◆ **Exercise task**
Find the line with "Read this page and output its text content." in the data below. Repeat it and every line after it up to the end, exactly, but drop the pictures.

....

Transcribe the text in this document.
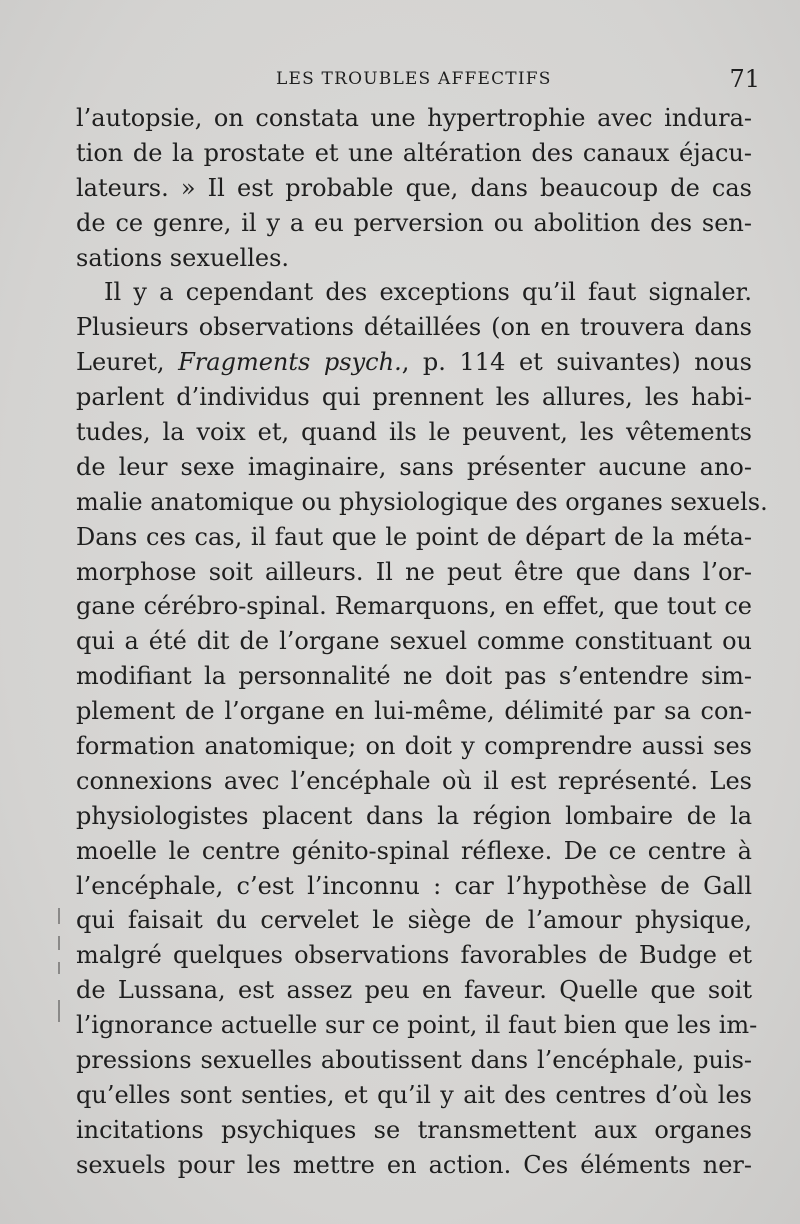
LES TROUBLES AFFECTIFS	71
l’autopsie, on constata une hypertrophie avec indura-
tion de la prostate et une altération des canaux éjacu-
lateurs. » Il est probable que, dans beaucoup de cas
de ce genre, il y a eu perversion ou abolition des sen-
sations sexuelles.
Il y a cependant des exceptions qu’il faut signaler.
Plusieurs observations détaillées (on en trouvera dans
Leuret, Fragments psych., p. 114 et suivantes) nous
parlent d’individus qui prennent les allures, les habi-
tudes, la voix et, quand ils le peuvent, les vêtements
de leur sexe imaginaire, sans présenter aucune ano-
malie anatomique ou physiologique des organes sexuels.
Dans ces cas, il faut que le point de départ de la méta-
morphose soit ailleurs. Il ne peut être que dans l’or-
gane cérébro-spinal. Remarquons, en effet, que tout ce
qui a été dit de l’organe sexuel comme constituant ou
modifiant la personnalité ne doit pas s’entendre sim-
plement de l’organe en lui-même, délimité par sa con-
formation anatomique; on doit y comprendre aussi ses
connexions avec l’encéphale où il est représenté. Les
physiologistes placent dans la région lombaire de la
moelle le centre génito-spinal réflexe. De ce centre à
l’encéphale, c’est l’inconnu : car l’hypothèse de Gall
qui faisait du cervelet le siège de l’amour physique,
malgré quelques observations favorables de Budge et
de Lussana, est assez peu en faveur. Quelle que soit
l’ignorance actuelle sur ce point, il faut bien que les im-
pressions sexuelles aboutissent dans l’encéphale, puis-
qu’elles sont senties, et qu’il y ait des centres d’où les
incitations psychiques se transmettent aux organes
sexuels pour les mettre en action. Ces éléments ner-
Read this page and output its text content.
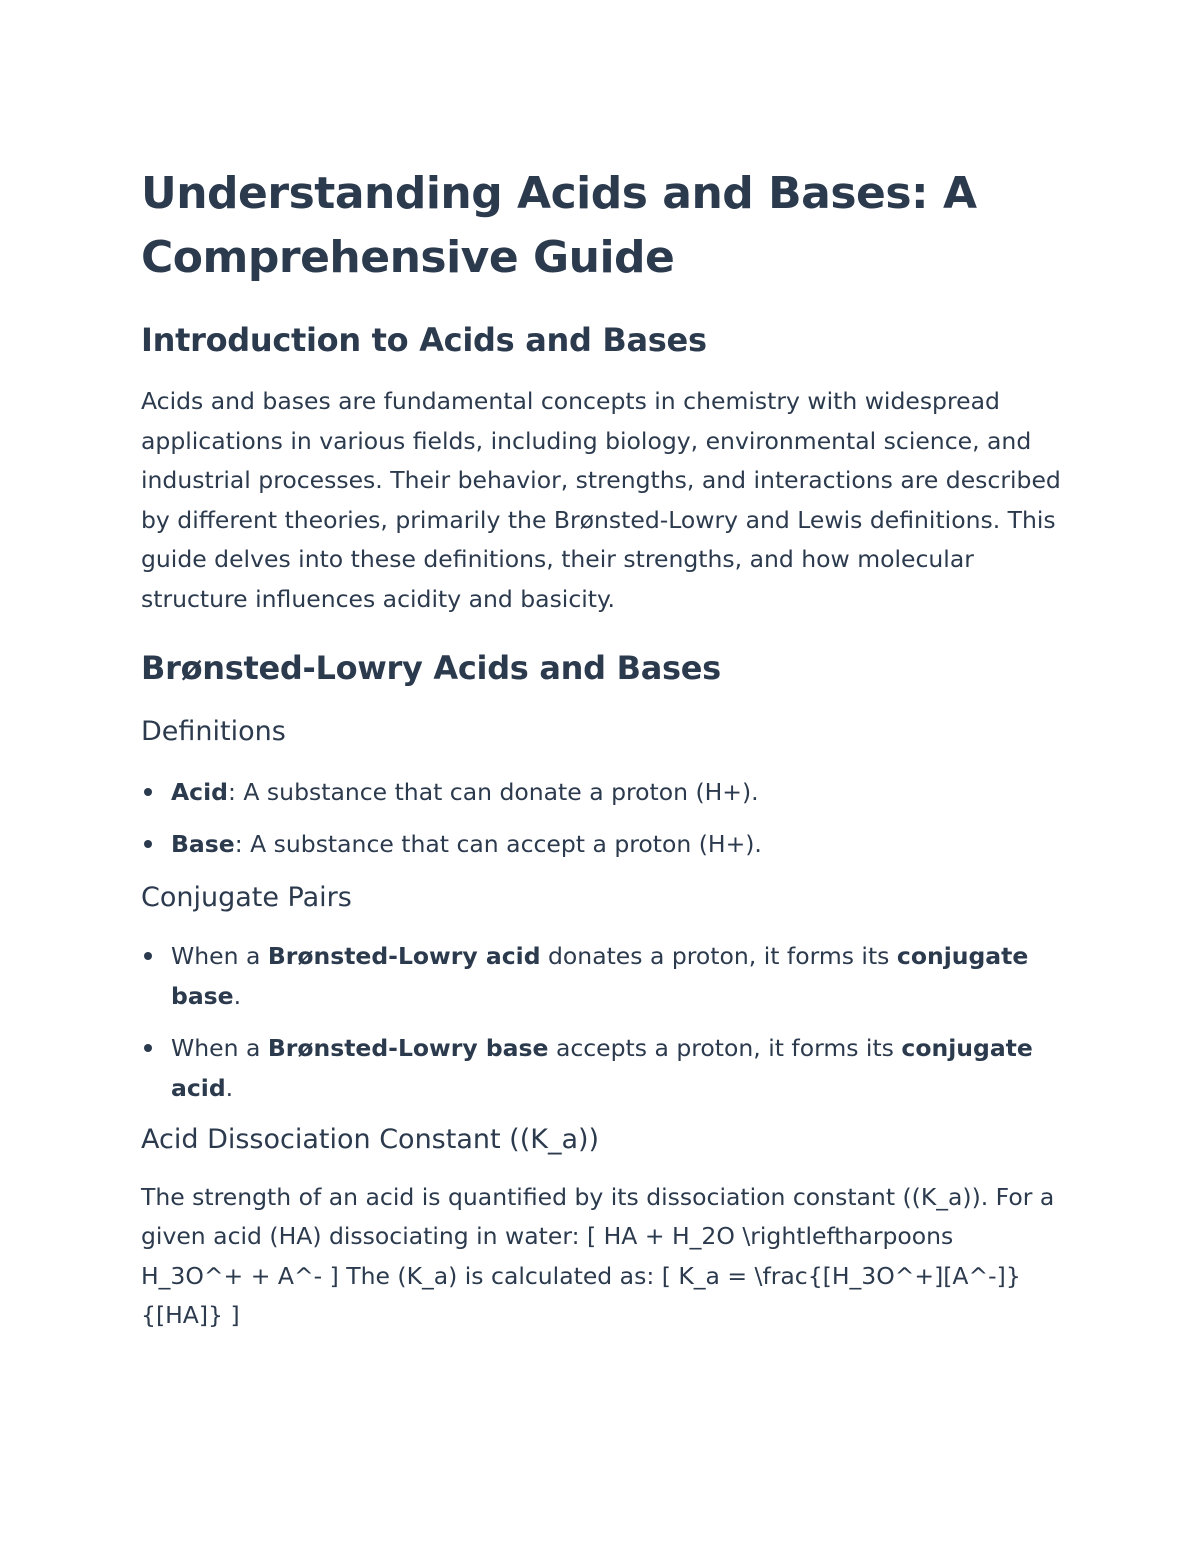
Understanding Acids and Bases: A Comprehensive Guide
Introduction to Acids and Bases

Acids and bases are fundamental concepts in chemistry with widespread applications in various fields, including biology, environmental science, and industrial processes. Their behavior, strengths, and interactions are described by different theories, primarily the Brønsted-Lowry and Lewis definitions. This guide delves into these definitions, their strengths, and how molecular structure influences acidity and basicity.

Brønsted-Lowry Acids and Bases
Definitions
Acid: A substance that can donate a proton (H+).
Base: A substance that can accept a proton (H+).
Conjugate Pairs
When a Brønsted-Lowry acid donates a proton, it forms its conjugate base.
When a Brønsted-Lowry base accepts a proton, it forms its conjugate acid.
Acid Dissociation Constant ((K_a))

The strength of an acid is quantified by its dissociation constant ((K_a)). For a given acid (HA) dissociating in water: [ HA + H_2O \rightleftharpoons H_3O^+ + A^- ] The (K_a) is calculated as: [ K_a = \frac{[H_3O^+][A^-]}{[HA]} ]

....

◆ **Solution to the exercise**
Read this page and output its text content.
Understanding Acids and Bases: A Comprehensive Guide
Introduction to Acids and Bases

Acids and bases are fundamental concepts in chemistry with widespread applications in various fields, including biology, environmental science, and industrial processes. Their behavior, strengths, and interactions are described by different theories, primarily the Brønsted-Lowry and Lewis definitions. This guide delves into these definitions, their strengths, and how molecular structure influences acidity and basicity.

Brønsted-Lowry Acids and Bases
Definitions
Acid: A substance that can donate a proton (H+).
Base: A substance that can accept a proton (H+).
Conjugate Pairs
When a Brønsted-Lowry acid donates a proton, it forms its conjugate base.
When a Brønsted-Lowry base accepts a proton, it forms its conjugate acid.
Acid Dissociation Constant ((K_a))

The strength of an acid is quantified by its dissociation constant ((K_a)). For a given acid (HA) dissociating in water: [ HA + H_2O \rightleftharpoons H_3O^+ + A^- ] The (K_a) is calculated as: [ K_a = \frac{[H_3O^+][A^-]}{[HA]} ]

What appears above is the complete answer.